> Given request
Return the entries verbatim and drop every picture.

>> begin Input records

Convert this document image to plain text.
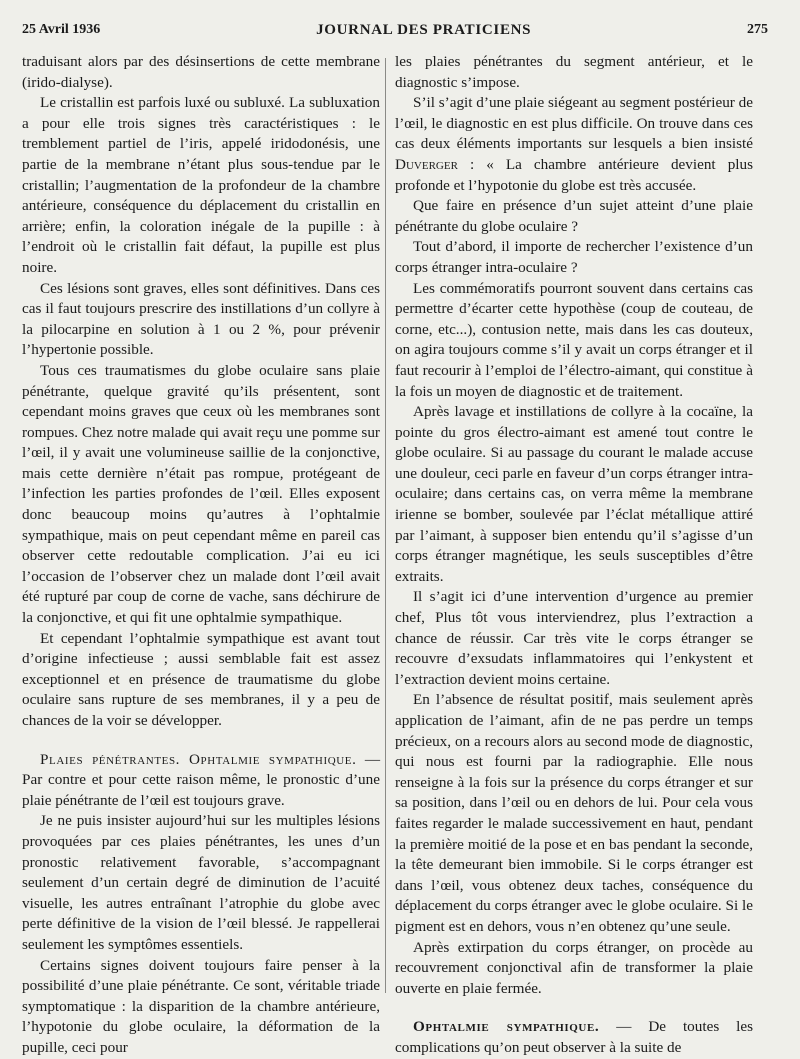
25 Avril 1936	JOURNAL DES PRATICIENS	275

traduisant alors par des désinsertions de cette membrane (irido-dialyse).

Le cristallin est parfois luxé ou subluxé. La subluxation a pour elle trois signes très caractéristiques : le tremblement partiel de l’iris, appelé iridodonésis, une partie de la membrane n’étant plus sous-tendue par le cristallin; l’augmentation de la profondeur de la chambre antérieure, conséquence du déplacement du cristallin en arrière; enfin, la coloration inégale de la pupille : à l’endroit où le cristallin fait défaut, la pupille est plus noire.

Ces lésions sont graves, elles sont définitives. Dans ces cas il faut toujours prescrire des instillations d’un collyre à la pilocarpine en solution à 1 ou 2 %, pour prévenir l’hypertonie possible.

Tous ces traumatismes du globe oculaire sans plaie pénétrante, quelque gravité qu’ils présentent, sont cependant moins graves que ceux où les membranes sont rompues. Chez notre malade qui avait reçu une pomme sur l’œil, il y avait une volumineuse saillie de la conjonctive, mais cette dernière n’était pas rompue, protégeant de l’infection les parties profondes de l’œil. Elles exposent donc beaucoup moins qu’autres à l’ophtalmie sympathique, mais on peut cependant même en pareil cas observer cette redoutable complication. J’ai eu ici l’occasion de l’observer chez un malade dont l’œil avait été rupturé par coup de corne de vache, sans déchirure de la conjonctive, et qui fit une ophtalmie sympathique.

Et cependant l’ophtalmie sympathique est avant tout d’origine infectieuse ; aussi semblable fait est assez exceptionnel et en présence de traumatisme du globe oculaire sans rupture de ses membranes, il y a peu de chances de la voir se développer.

Plaies pénétrantes. Ophtalmie sympathique. — Par contre et pour cette raison même, le pronostic d’une plaie pénétrante de l’œil est toujours grave.

Je ne puis insister aujourd’hui sur les multiples lésions provoquées par ces plaies pénétrantes, les unes d’un pronostic relativement favorable, s’accompagnant seulement d’un certain degré de diminution de l’acuité visuelle, les autres entraînant l’atrophie du globe avec perte définitive de la vision de l’œil blessé. Je rappellerai seulement les symptômes essentiels.

Certains signes doivent toujours faire penser à la possibilité d’une plaie pénétrante. Ce sont, véritable triade symptomatique : la disparition de la chambre antérieure, l’hypotonie du globe oculaire, la déformation de la pupille, ceci pour

les plaies pénétrantes du segment antérieur, et le diagnostic s’impose.

S’il s’agit d’une plaie siégeant au segment postérieur de l’œil, le diagnostic en est plus difficile. On trouve dans ces cas deux éléments importants sur lesquels a bien insisté Duverger : « La chambre antérieure devient plus profonde et l’hypotonie du globe est très accusée.

Que faire en présence d’un sujet atteint d’une plaie pénétrante du globe oculaire ?

Tout d’abord, il importe de rechercher l’existence d’un corps étranger intra-oculaire ?

Les commémoratifs pourront souvent dans certains cas permettre d’écarter cette hypothèse (coup de couteau, de corne, etc...), contusion nette, mais dans les cas douteux, on agira toujours comme s’il y avait un corps étranger et il faut recourir à l’emploi de l’électro-aimant, qui constitue à la fois un moyen de diagnostic et de traitement.

Après lavage et instillations de collyre à la cocaïne, la pointe du gros électro-aimant est amené tout contre le globe oculaire. Si au passage du courant le malade accuse une douleur, ceci parle en faveur d’un corps étranger intra-oculaire; dans certains cas, on verra même la membrane irienne se bomber, soulevée par l’éclat métallique attiré par l’aimant, à supposer bien entendu qu’il s’agisse d’un corps étranger magnétique, les seuls susceptibles d’être extraits.

Il s’agit ici d’une intervention d’urgence au premier chef, Plus tôt vous interviendrez, plus l’extraction a chance de réussir. Car très vite le corps étranger se recouvre d’exsudats inflammatoires qui l’enkystent et l’extraction devient moins certaine.

En l’absence de résultat positif, mais seulement après application de l’aimant, afin de ne pas perdre un temps précieux, on a recours alors au second mode de diagnostic, qui nous est fourni par la radiographie. Elle nous renseigne à la fois sur la présence du corps étranger et sur sa position, dans l’œil ou en dehors de lui. Pour cela vous faites regarder le malade successivement en haut, pendant la première moitié de la pose et en bas pendant la seconde, la tête demeurant bien immobile. Si le corps étranger est dans l’œil, vous obtenez deux taches, conséquence du déplacement du corps étranger avec le globe oculaire. Si le pigment est en dehors, vous n’en obtenez qu’une seule.

Après extirpation du corps étranger, on procède au recouvrement conjonctival afin de transformer la plaie ouverte en plaie fermée.

Ophtalmie sympathique. — De toutes les complications qu’on peut observer à la suite de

>> end Input records

> The result
Convert this document image to plain text.
25 Avril 1936	JOURNAL DES PRATICIENS	275

traduisant alors par des désinsertions de cette membrane (irido-dialyse).

Le cristallin est parfois luxé ou subluxé. La subluxation a pour elle trois signes très caractéristiques : le tremblement partiel de l’iris, appelé iridodonésis, une partie de la membrane n’étant plus sous-tendue par le cristallin; l’augmentation de la profondeur de la chambre antérieure, conséquence du déplacement du cristallin en arrière; enfin, la coloration inégale de la pupille : à l’endroit où le cristallin fait défaut, la pupille est plus noire.

Ces lésions sont graves, elles sont définitives. Dans ces cas il faut toujours prescrire des instillations d’un collyre à la pilocarpine en solution à 1 ou 2 %, pour prévenir l’hypertonie possible.

Tous ces traumatismes du globe oculaire sans plaie pénétrante, quelque gravité qu’ils présentent, sont cependant moins graves que ceux où les membranes sont rompues. Chez notre malade qui avait reçu une pomme sur l’œil, il y avait une volumineuse saillie de la conjonctive, mais cette dernière n’était pas rompue, protégeant de l’infection les parties profondes de l’œil. Elles exposent donc beaucoup moins qu’autres à l’ophtalmie sympathique, mais on peut cependant même en pareil cas observer cette redoutable complication. J’ai eu ici l’occasion de l’observer chez un malade dont l’œil avait été rupturé par coup de corne de vache, sans déchirure de la conjonctive, et qui fit une ophtalmie sympathique.

Et cependant l’ophtalmie sympathique est avant tout d’origine infectieuse ; aussi semblable fait est assez exceptionnel et en présence de traumatisme du globe oculaire sans rupture de ses membranes, il y a peu de chances de la voir se développer.

Plaies pénétrantes. Ophtalmie sympathique. — Par contre et pour cette raison même, le pronostic d’une plaie pénétrante de l’œil est toujours grave.

Je ne puis insister aujourd’hui sur les multiples lésions provoquées par ces plaies pénétrantes, les unes d’un pronostic relativement favorable, s’accompagnant seulement d’un certain degré de diminution de l’acuité visuelle, les autres entraînant l’atrophie du globe avec perte définitive de la vision de l’œil blessé. Je rappellerai seulement les symptômes essentiels.

Certains signes doivent toujours faire penser à la possibilité d’une plaie pénétrante. Ce sont, véritable triade symptomatique : la disparition de la chambre antérieure, l’hypotonie du globe oculaire, la déformation de la pupille, ceci pour

les plaies pénétrantes du segment antérieur, et le diagnostic s’impose.

S’il s’agit d’une plaie siégeant au segment postérieur de l’œil, le diagnostic en est plus difficile. On trouve dans ces cas deux éléments importants sur lesquels a bien insisté Duverger : « La chambre antérieure devient plus profonde et l’hypotonie du globe est très accusée.

Que faire en présence d’un sujet atteint d’une plaie pénétrante du globe oculaire ?

Tout d’abord, il importe de rechercher l’existence d’un corps étranger intra-oculaire ?

Les commémoratifs pourront souvent dans certains cas permettre d’écarter cette hypothèse (coup de couteau, de corne, etc...), contusion nette, mais dans les cas douteux, on agira toujours comme s’il y avait un corps étranger et il faut recourir à l’emploi de l’électro-aimant, qui constitue à la fois un moyen de diagnostic et de traitement.

Après lavage et instillations de collyre à la cocaïne, la pointe du gros électro-aimant est amené tout contre le globe oculaire. Si au passage du courant le malade accuse une douleur, ceci parle en faveur d’un corps étranger intra-oculaire; dans certains cas, on verra même la membrane irienne se bomber, soulevée par l’éclat métallique attiré par l’aimant, à supposer bien entendu qu’il s’agisse d’un corps étranger magnétique, les seuls susceptibles d’être extraits.

Il s’agit ici d’une intervention d’urgence au premier chef, Plus tôt vous interviendrez, plus l’extraction a chance de réussir. Car très vite le corps étranger se recouvre d’exsudats inflammatoires qui l’enkystent et l’extraction devient moins certaine.

En l’absence de résultat positif, mais seulement après application de l’aimant, afin de ne pas perdre un temps précieux, on a recours alors au second mode de diagnostic, qui nous est fourni par la radiographie. Elle nous renseigne à la fois sur la présence du corps étranger et sur sa position, dans l’œil ou en dehors de lui. Pour cela vous faites regarder le malade successivement en haut, pendant la première moitié de la pose et en bas pendant la seconde, la tête demeurant bien immobile. Si le corps étranger est dans l’œil, vous obtenez deux taches, conséquence du déplacement du corps étranger avec le globe oculaire. Si le pigment est en dehors, vous n’en obtenez qu’une seule.

Après extirpation du corps étranger, on procède au recouvrement conjonctival afin de transformer la plaie ouverte en plaie fermée.

Ophtalmie sympathique. — De toutes les complications qu’on peut observer à la suite de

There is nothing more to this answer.